• [EXERCISE DESCRIPTION]: From the entries that follow, extract each line holding the string "name".

:: DATASET ROWS

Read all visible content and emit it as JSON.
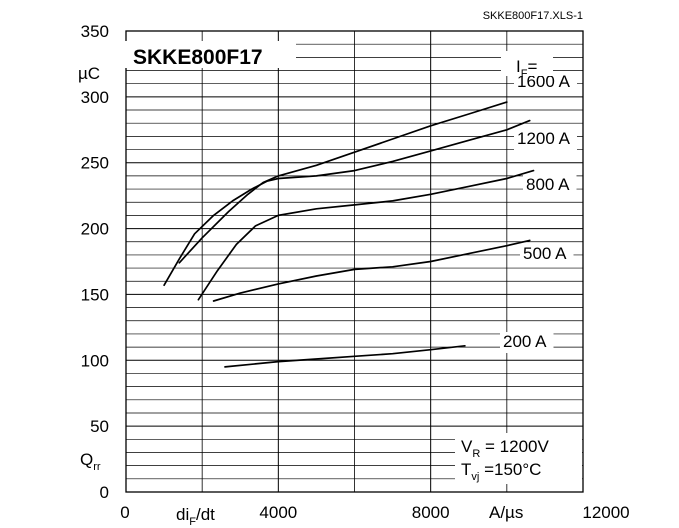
{
  "chart_data": {
    "type": "line",
    "title": "SKKE800F17",
    "file_label": "SKKE800F17.XLS-1",
    "ylabel": {
      "unit_prefix": "µ",
      "unit_rest": "C",
      "symbol_main": "Q",
      "symbol_sub": "rr"
    },
    "xlabel": {
      "pre": "di",
      "sub": "F",
      "post": "/dt",
      "unit": "A/µs"
    },
    "xlim": [
      0,
      12000
    ],
    "ylim": [
      0,
      350
    ],
    "x_ticks": [
      0,
      4000,
      8000,
      12000
    ],
    "x_tick_labels": [
      "0",
      "4000",
      "8000",
      "12000"
    ],
    "y_ticks": [
      0,
      50,
      100,
      150,
      200,
      250,
      300,
      350
    ],
    "y_tick_labels": [
      "0",
      "50",
      "100",
      "150",
      "200",
      "250",
      "300",
      "350"
    ],
    "grid": true,
    "legend_header": {
      "main": "I",
      "sub": "F",
      "suffix": "="
    },
    "conditions": [
      {
        "pre": "V",
        "sub": "R",
        "post": " = 1200V"
      },
      {
        "pre": "T",
        "sub": "vj",
        "post": " =150°C"
      }
    ],
    "series": [
      {
        "name": "1600 A",
        "x": [
          1400,
          2000,
          2700,
          3200,
          3600,
          4000,
          5000,
          6000,
          7000,
          8000,
          9000,
          10000
        ],
        "y": [
          174,
          193,
          213,
          226,
          235,
          240,
          248,
          258,
          268,
          278,
          287,
          296
        ]
      },
      {
        "name": "1200 A",
        "x": [
          1000,
          1400,
          1800,
          2300,
          2800,
          3300,
          3700,
          4000,
          5000,
          6000,
          7000,
          8000,
          9000,
          10000,
          10600
        ],
        "y": [
          157,
          177,
          196,
          210,
          221,
          230,
          236,
          238,
          240,
          244,
          251,
          259,
          267,
          275,
          282
        ]
      },
      {
        "name": "800 A",
        "x": [
          1900,
          2400,
          2900,
          3400,
          4000,
          5000,
          6000,
          7000,
          8000,
          9000,
          10000,
          10700
        ],
        "y": [
          146,
          168,
          188,
          202,
          210,
          215,
          218,
          221,
          226,
          232,
          238,
          244
        ]
      },
      {
        "name": "500 A",
        "x": [
          2300,
          3000,
          4000,
          5000,
          6000,
          7000,
          8000,
          9000,
          10000,
          10600
        ],
        "y": [
          145,
          151,
          158,
          164,
          169,
          171,
          175,
          181,
          187,
          191
        ]
      },
      {
        "name": "200 A",
        "x": [
          2600,
          4000,
          5000,
          6000,
          7000,
          8000,
          8900
        ],
        "y": [
          95,
          99,
          101,
          103,
          105,
          108,
          111
        ]
      }
    ]
  }
}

::::

• [SOLUTION TO THIS PROBLEM]:
        "name": "1600 A",
        "name": "1200 A",
        "name": "800 A",
        "name": "500 A",
        "name": "200 A",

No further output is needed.